* Problem statement:
Reproduce the records without alteration, starting with the line containing "Where is each" and continuing through the line containing "nav-link-services[interactable]: Services —", and leave the pictures out of your reproduction.

* Input:
---+---

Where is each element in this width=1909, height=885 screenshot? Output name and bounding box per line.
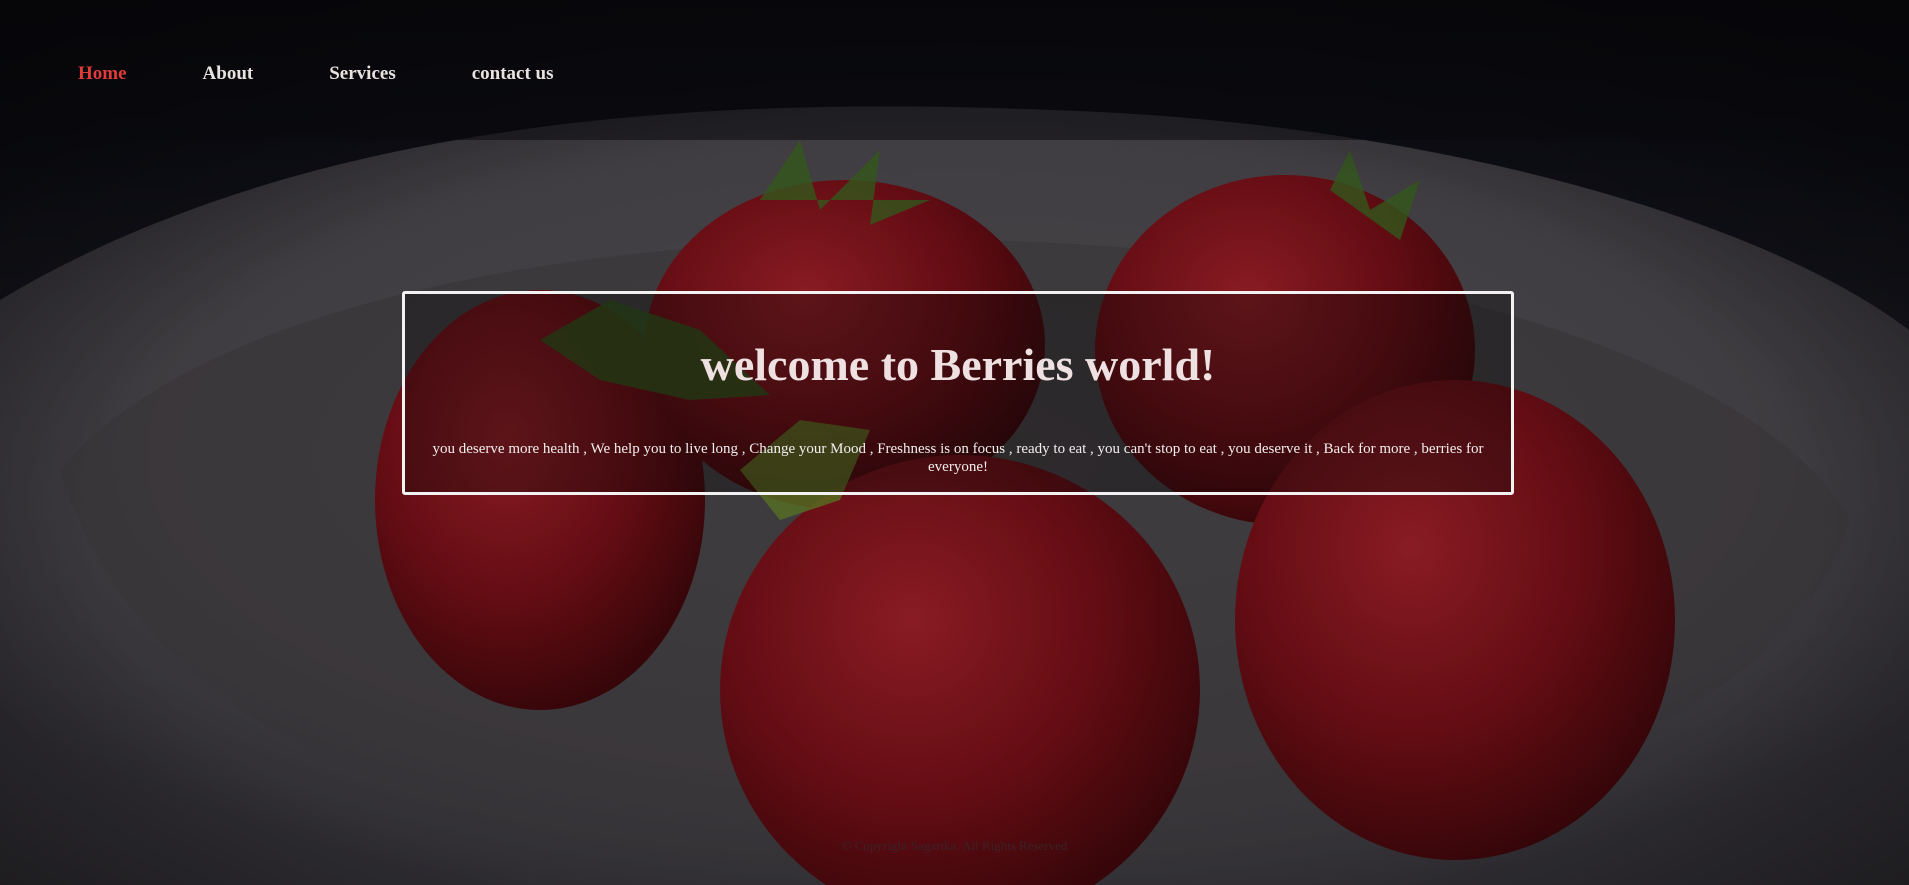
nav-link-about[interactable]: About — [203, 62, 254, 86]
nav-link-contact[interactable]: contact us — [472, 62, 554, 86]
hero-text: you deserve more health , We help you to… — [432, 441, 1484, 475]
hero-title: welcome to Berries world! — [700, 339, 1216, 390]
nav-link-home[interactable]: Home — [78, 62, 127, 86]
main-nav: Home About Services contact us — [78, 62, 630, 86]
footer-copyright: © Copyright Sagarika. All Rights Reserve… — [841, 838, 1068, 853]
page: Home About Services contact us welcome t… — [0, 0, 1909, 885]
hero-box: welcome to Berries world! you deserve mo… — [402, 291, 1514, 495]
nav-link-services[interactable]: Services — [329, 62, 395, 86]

---+---

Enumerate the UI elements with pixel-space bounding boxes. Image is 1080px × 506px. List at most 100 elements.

---+---

* Result of the task:
Where is each element in this width=1909, height=885 screenshot? Output name and bounding box per line.
nav-link-about[interactable]: About — [203, 62, 254, 86]
nav-link-contact[interactable]: contact us — [472, 62, 554, 86]
hero-text: you deserve more health , We help you to… — [432, 441, 1484, 475]
hero-title: welcome to Berries world! — [700, 339, 1216, 390]
nav-link-home[interactable]: Home — [78, 62, 127, 86]
main-nav: Home About Services contact us — [78, 62, 630, 86]
footer-copyright: © Copyright Sagarika. All Rights Reserve… — [841, 838, 1068, 853]
page: Home About Services contact us welcome t… — [0, 0, 1909, 885]
hero-box: welcome to Berries world! you deserve mo… — [402, 291, 1514, 495]
nav-link-services[interactable]: Services — [329, 62, 395, 86]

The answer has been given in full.